Records
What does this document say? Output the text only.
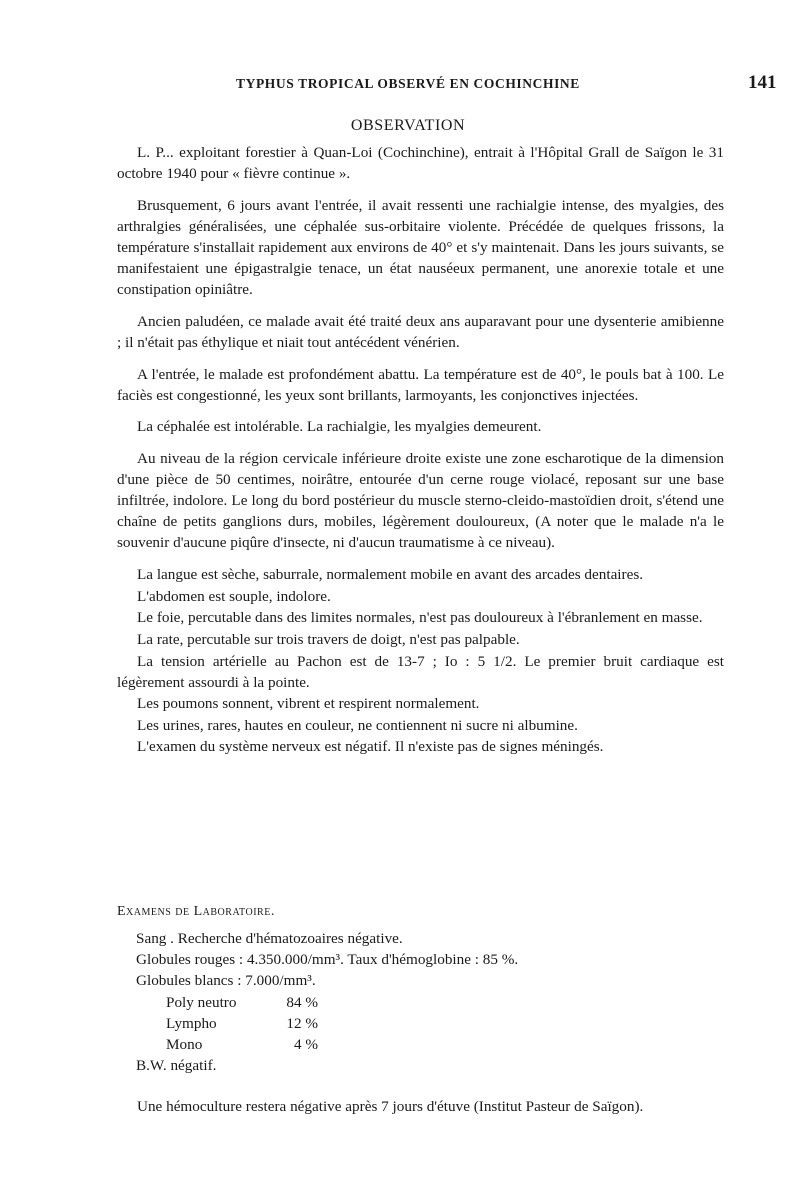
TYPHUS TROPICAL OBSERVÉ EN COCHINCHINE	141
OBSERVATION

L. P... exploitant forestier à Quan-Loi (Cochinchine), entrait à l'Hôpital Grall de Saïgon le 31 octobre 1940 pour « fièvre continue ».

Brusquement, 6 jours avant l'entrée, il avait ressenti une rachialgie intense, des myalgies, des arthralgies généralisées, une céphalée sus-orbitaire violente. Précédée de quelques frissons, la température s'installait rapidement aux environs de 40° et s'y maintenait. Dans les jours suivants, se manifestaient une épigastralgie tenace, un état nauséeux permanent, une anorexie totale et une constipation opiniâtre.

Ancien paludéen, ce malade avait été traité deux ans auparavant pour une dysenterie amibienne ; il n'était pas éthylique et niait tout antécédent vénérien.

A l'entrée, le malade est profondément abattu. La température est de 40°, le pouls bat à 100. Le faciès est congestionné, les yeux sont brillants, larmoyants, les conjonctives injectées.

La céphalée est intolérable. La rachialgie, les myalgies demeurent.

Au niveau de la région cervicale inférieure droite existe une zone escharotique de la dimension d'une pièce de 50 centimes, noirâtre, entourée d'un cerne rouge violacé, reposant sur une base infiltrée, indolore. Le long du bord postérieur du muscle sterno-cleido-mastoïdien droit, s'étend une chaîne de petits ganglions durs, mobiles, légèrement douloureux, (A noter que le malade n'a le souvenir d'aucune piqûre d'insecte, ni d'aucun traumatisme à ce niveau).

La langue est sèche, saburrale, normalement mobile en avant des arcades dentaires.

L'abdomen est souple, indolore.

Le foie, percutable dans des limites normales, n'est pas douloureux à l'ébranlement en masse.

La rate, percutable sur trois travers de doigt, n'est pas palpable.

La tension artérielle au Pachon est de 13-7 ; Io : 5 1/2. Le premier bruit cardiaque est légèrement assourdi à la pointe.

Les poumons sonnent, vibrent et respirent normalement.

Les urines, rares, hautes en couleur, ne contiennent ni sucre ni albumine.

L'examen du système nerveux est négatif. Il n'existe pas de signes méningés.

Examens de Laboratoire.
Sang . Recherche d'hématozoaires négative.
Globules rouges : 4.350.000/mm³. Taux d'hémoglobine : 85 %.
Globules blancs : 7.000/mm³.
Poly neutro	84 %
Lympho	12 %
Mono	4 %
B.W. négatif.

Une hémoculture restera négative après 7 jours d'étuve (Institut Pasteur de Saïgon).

==

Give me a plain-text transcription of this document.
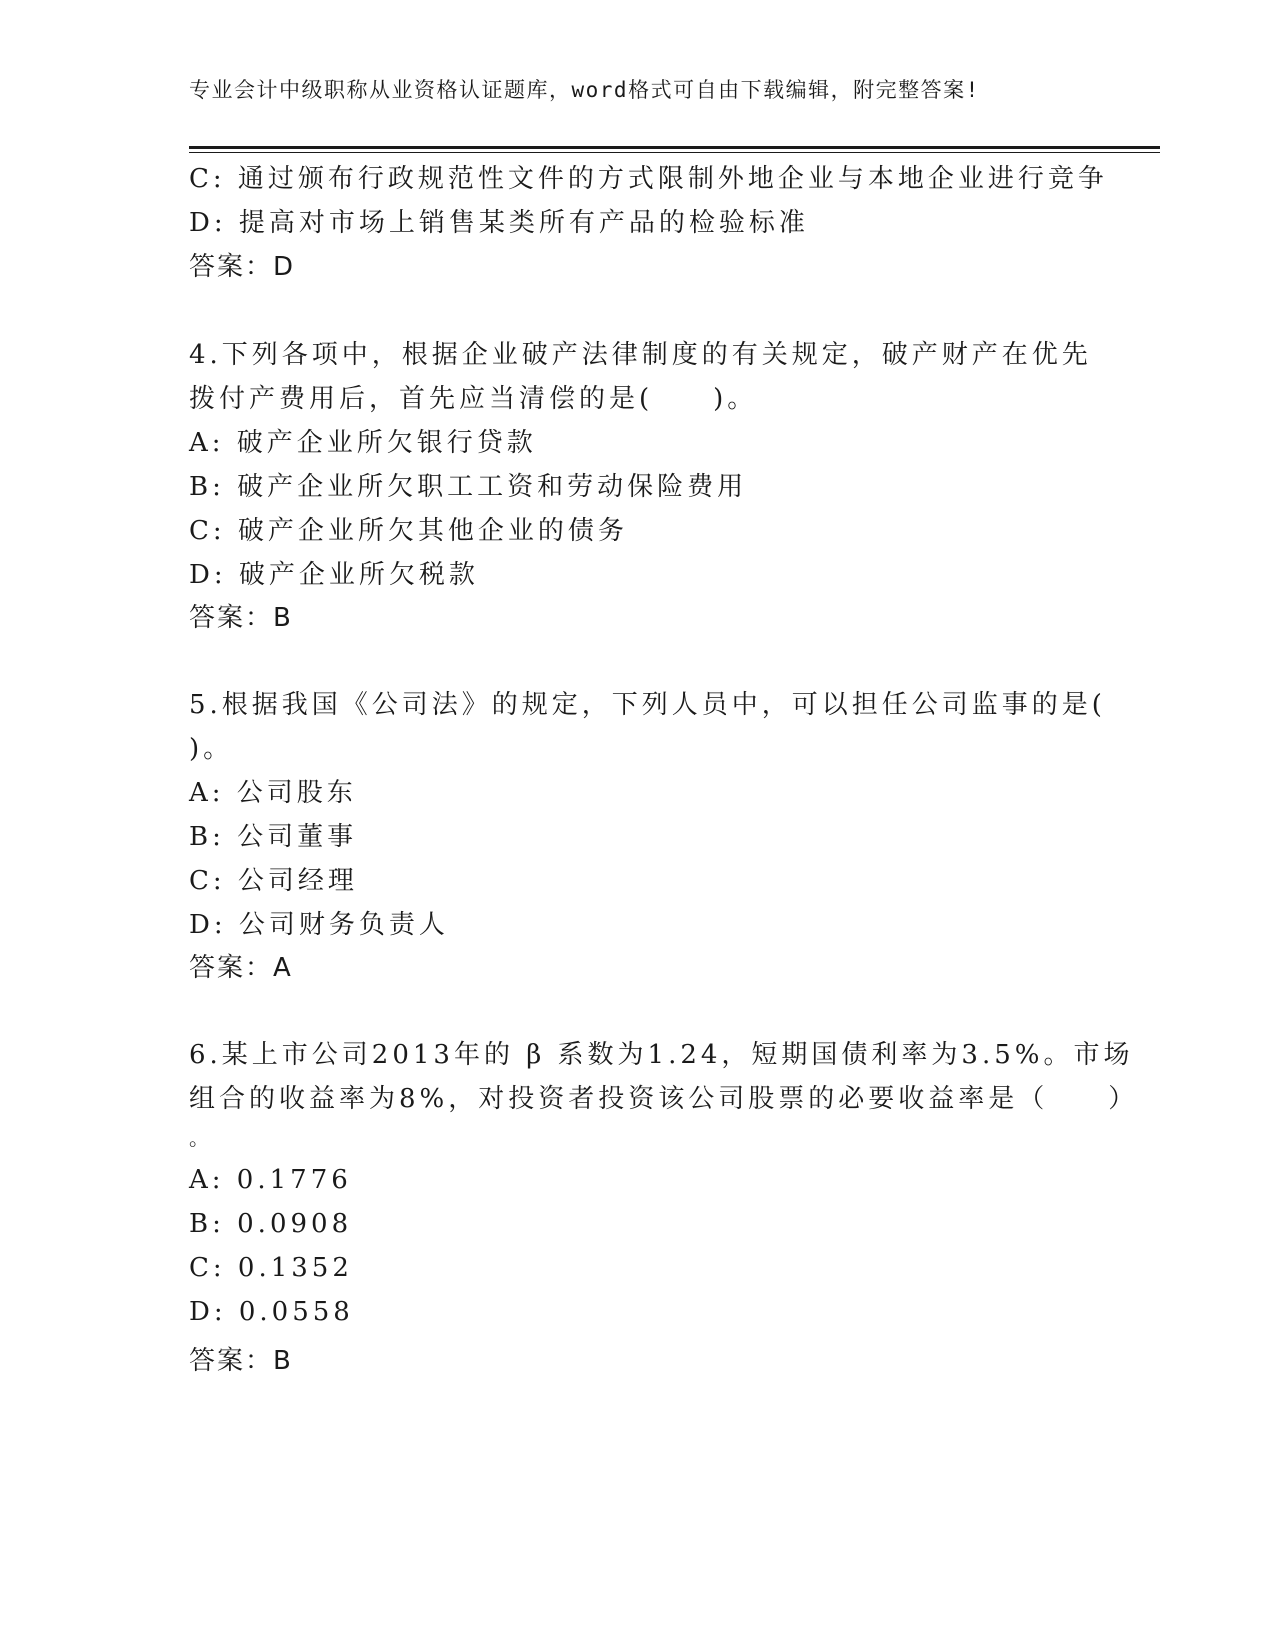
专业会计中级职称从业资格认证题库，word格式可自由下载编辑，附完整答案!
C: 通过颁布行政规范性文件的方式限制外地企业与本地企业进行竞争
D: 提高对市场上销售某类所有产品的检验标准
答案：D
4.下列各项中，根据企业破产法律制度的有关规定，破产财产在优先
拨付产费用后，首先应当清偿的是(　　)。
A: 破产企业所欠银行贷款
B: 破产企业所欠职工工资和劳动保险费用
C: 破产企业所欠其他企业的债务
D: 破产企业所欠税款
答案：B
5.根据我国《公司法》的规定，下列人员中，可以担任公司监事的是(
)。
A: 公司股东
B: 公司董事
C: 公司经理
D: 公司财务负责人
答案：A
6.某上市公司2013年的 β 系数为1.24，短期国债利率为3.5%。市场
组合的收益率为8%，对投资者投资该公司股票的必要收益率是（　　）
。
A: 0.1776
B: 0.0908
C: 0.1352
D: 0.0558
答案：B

The request
Find how many lines in the records contain the string "légèrement", then give the number alone.

Task solution
2